((

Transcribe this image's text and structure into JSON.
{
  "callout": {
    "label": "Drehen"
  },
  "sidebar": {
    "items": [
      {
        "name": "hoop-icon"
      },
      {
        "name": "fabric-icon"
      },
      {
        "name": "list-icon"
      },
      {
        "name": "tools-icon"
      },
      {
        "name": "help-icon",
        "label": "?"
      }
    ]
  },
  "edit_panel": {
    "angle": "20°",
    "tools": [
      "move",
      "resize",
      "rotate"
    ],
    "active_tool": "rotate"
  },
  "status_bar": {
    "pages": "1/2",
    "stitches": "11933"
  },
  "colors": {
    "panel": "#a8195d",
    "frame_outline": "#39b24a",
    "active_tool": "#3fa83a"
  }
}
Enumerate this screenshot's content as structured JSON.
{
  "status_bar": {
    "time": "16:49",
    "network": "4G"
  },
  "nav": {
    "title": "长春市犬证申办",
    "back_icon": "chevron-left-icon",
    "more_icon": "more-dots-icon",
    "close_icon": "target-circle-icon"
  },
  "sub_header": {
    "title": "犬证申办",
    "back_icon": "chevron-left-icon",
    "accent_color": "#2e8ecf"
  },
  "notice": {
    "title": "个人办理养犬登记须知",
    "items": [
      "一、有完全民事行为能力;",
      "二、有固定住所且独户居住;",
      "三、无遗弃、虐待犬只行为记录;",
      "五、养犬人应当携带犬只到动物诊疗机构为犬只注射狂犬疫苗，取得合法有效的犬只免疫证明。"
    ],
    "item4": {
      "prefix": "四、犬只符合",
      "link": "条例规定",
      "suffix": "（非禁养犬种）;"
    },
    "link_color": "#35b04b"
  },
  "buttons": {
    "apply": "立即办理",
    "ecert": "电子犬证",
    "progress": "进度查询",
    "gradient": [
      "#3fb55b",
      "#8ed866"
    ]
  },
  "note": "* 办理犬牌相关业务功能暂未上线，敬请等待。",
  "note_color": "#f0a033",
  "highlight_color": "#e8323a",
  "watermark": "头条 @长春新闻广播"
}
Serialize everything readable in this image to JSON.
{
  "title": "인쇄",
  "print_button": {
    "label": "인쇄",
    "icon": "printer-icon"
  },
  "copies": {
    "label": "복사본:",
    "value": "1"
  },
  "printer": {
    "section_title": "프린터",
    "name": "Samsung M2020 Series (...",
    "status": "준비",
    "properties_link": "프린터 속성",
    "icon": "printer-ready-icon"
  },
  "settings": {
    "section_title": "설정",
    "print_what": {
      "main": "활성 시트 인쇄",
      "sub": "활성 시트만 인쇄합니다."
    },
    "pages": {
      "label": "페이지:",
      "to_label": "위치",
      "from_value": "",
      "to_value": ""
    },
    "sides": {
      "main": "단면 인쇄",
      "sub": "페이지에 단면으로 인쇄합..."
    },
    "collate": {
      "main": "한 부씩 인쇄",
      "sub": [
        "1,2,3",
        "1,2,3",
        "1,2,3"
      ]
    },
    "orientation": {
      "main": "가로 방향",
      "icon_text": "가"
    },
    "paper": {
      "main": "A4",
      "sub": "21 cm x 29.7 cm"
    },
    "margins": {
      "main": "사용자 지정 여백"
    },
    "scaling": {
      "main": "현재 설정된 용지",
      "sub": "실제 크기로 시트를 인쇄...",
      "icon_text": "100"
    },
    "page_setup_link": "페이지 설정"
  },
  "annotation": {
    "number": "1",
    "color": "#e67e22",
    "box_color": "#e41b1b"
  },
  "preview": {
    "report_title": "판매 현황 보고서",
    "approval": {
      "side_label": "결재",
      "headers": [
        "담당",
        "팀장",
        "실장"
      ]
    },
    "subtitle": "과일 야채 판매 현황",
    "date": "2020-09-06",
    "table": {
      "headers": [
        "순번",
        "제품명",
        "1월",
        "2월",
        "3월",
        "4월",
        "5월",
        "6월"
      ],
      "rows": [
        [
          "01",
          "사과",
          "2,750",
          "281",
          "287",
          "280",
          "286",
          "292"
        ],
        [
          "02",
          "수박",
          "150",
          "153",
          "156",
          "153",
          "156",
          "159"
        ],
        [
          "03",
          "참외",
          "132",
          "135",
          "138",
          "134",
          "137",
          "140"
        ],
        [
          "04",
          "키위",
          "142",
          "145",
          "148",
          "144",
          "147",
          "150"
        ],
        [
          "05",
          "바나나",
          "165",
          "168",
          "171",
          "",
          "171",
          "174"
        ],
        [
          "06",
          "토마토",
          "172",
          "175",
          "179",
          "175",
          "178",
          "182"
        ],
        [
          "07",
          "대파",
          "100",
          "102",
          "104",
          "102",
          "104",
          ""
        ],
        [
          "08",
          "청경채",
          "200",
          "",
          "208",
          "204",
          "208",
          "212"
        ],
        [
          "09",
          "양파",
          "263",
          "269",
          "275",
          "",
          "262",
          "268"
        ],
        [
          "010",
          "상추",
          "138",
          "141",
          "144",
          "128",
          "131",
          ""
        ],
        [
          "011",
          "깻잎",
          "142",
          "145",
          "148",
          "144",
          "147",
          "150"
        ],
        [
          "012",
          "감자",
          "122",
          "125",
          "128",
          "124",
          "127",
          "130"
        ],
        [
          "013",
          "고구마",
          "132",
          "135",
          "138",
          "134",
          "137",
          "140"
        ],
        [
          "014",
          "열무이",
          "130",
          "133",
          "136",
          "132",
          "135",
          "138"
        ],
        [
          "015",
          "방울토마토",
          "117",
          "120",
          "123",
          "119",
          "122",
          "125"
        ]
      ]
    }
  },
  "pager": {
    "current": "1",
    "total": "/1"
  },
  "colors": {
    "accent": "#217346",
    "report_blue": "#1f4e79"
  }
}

))

**INSTRUCTIONS FOR THE TASK**
Send back each record exactly as it stands.

**FULL OUTPUT**
Transcribe this image's text and structure into JSON.
{
  "callout": {
    "label": "Drehen"
  },
  "sidebar": {
    "items": [
      {
        "name": "hoop-icon"
      },
      {
        "name": "fabric-icon"
      },
      {
        "name": "list-icon"
      },
      {
        "name": "tools-icon"
      },
      {
        "name": "help-icon",
        "label": "?"
      }
    ]
  },
  "edit_panel": {
    "angle": "20°",
    "tools": [
      "move",
      "resize",
      "rotate"
    ],
    "active_tool": "rotate"
  },
  "status_bar": {
    "pages": "1/2",
    "stitches": "11933"
  },
  "colors": {
    "panel": "#a8195d",
    "frame_outline": "#39b24a",
    "active_tool": "#3fa83a"
  }
}
Enumerate this screenshot's content as structured JSON.
{
  "status_bar": {
    "time": "16:49",
    "network": "4G"
  },
  "nav": {
    "title": "长春市犬证申办",
    "back_icon": "chevron-left-icon",
    "more_icon": "more-dots-icon",
    "close_icon": "target-circle-icon"
  },
  "sub_header": {
    "title": "犬证申办",
    "back_icon": "chevron-left-icon",
    "accent_color": "#2e8ecf"
  },
  "notice": {
    "title": "个人办理养犬登记须知",
    "items": [
      "一、有完全民事行为能力;",
      "二、有固定住所且独户居住;",
      "三、无遗弃、虐待犬只行为记录;",
      "五、养犬人应当携带犬只到动物诊疗机构为犬只注射狂犬疫苗，取得合法有效的犬只免疫证明。"
    ],
    "item4": {
      "prefix": "四、犬只符合",
      "link": "条例规定",
      "suffix": "（非禁养犬种）;"
    },
    "link_color": "#35b04b"
  },
  "buttons": {
    "apply": "立即办理",
    "ecert": "电子犬证",
    "progress": "进度查询",
    "gradient": [
      "#3fb55b",
      "#8ed866"
    ]
  },
  "note": "* 办理犬牌相关业务功能暂未上线，敬请等待。",
  "note_color": "#f0a033",
  "highlight_color": "#e8323a",
  "watermark": "头条 @长春新闻广播"
}
Serialize everything readable in this image to JSON.
{
  "title": "인쇄",
  "print_button": {
    "label": "인쇄",
    "icon": "printer-icon"
  },
  "copies": {
    "label": "복사본:",
    "value": "1"
  },
  "printer": {
    "section_title": "프린터",
    "name": "Samsung M2020 Series (...",
    "status": "준비",
    "properties_link": "프린터 속성",
    "icon": "printer-ready-icon"
  },
  "settings": {
    "section_title": "설정",
    "print_what": {
      "main": "활성 시트 인쇄",
      "sub": "활성 시트만 인쇄합니다."
    },
    "pages": {
      "label": "페이지:",
      "to_label": "위치",
      "from_value": "",
      "to_value": ""
    },
    "sides": {
      "main": "단면 인쇄",
      "sub": "페이지에 단면으로 인쇄합..."
    },
    "collate": {
      "main": "한 부씩 인쇄",
      "sub": [
        "1,2,3",
        "1,2,3",
        "1,2,3"
      ]
    },
    "orientation": {
      "main": "가로 방향",
      "icon_text": "가"
    },
    "paper": {
      "main": "A4",
      "sub": "21 cm x 29.7 cm"
    },
    "margins": {
      "main": "사용자 지정 여백"
    },
    "scaling": {
      "main": "현재 설정된 용지",
      "sub": "실제 크기로 시트를 인쇄...",
      "icon_text": "100"
    },
    "page_setup_link": "페이지 설정"
  },
  "annotation": {
    "number": "1",
    "color": "#e67e22",
    "box_color": "#e41b1b"
  },
  "preview": {
    "report_title": "판매 현황 보고서",
    "approval": {
      "side_label": "결재",
      "headers": [
        "담당",
        "팀장",
        "실장"
      ]
    },
    "subtitle": "과일 야채 판매 현황",
    "date": "2020-09-06",
    "table": {
      "headers": [
        "순번",
        "제품명",
        "1월",
        "2월",
        "3월",
        "4월",
        "5월",
        "6월"
      ],
      "rows": [
        [
          "01",
          "사과",
          "2,750",
          "281",
          "287",
          "280",
          "286",
          "292"
        ],
        [
          "02",
          "수박",
          "150",
          "153",
          "156",
          "153",
          "156",
          "159"
        ],
        [
          "03",
          "참외",
          "132",
          "135",
          "138",
          "134",
          "137",
          "140"
        ],
        [
          "04",
          "키위",
          "142",
          "145",
          "148",
          "144",
          "147",
          "150"
        ],
        [
          "05",
          "바나나",
          "165",
          "168",
          "171",
          "",
          "171",
          "174"
        ],
        [
          "06",
          "토마토",
          "172",
          "175",
          "179",
          "175",
          "178",
          "182"
        ],
        [
          "07",
          "대파",
          "100",
          "102",
          "104",
          "102",
          "104",
          ""
        ],
        [
          "08",
          "청경채",
          "200",
          "",
          "208",
          "204",
          "208",
          "212"
        ],
        [
          "09",
          "양파",
          "263",
          "269",
          "275",
          "",
          "262",
          "268"
        ],
        [
          "010",
          "상추",
          "138",
          "141",
          "144",
          "128",
          "131",
          ""
        ],
        [
          "011",
          "깻잎",
          "142",
          "145",
          "148",
          "144",
          "147",
          "150"
        ],
        [
          "012",
          "감자",
          "122",
          "125",
          "128",
          "124",
          "127",
          "130"
        ],
        [
          "013",
          "고구마",
          "132",
          "135",
          "138",
          "134",
          "137",
          "140"
        ],
        [
          "014",
          "열무이",
          "130",
          "133",
          "136",
          "132",
          "135",
          "138"
        ],
        [
          "015",
          "방울토마토",
          "117",
          "120",
          "123",
          "119",
          "122",
          "125"
        ]
      ]
    }
  },
  "pager": {
    "current": "1",
    "total": "/1"
  },
  "colors": {
    "accent": "#217346",
    "report_blue": "#1f4e79"
  }
}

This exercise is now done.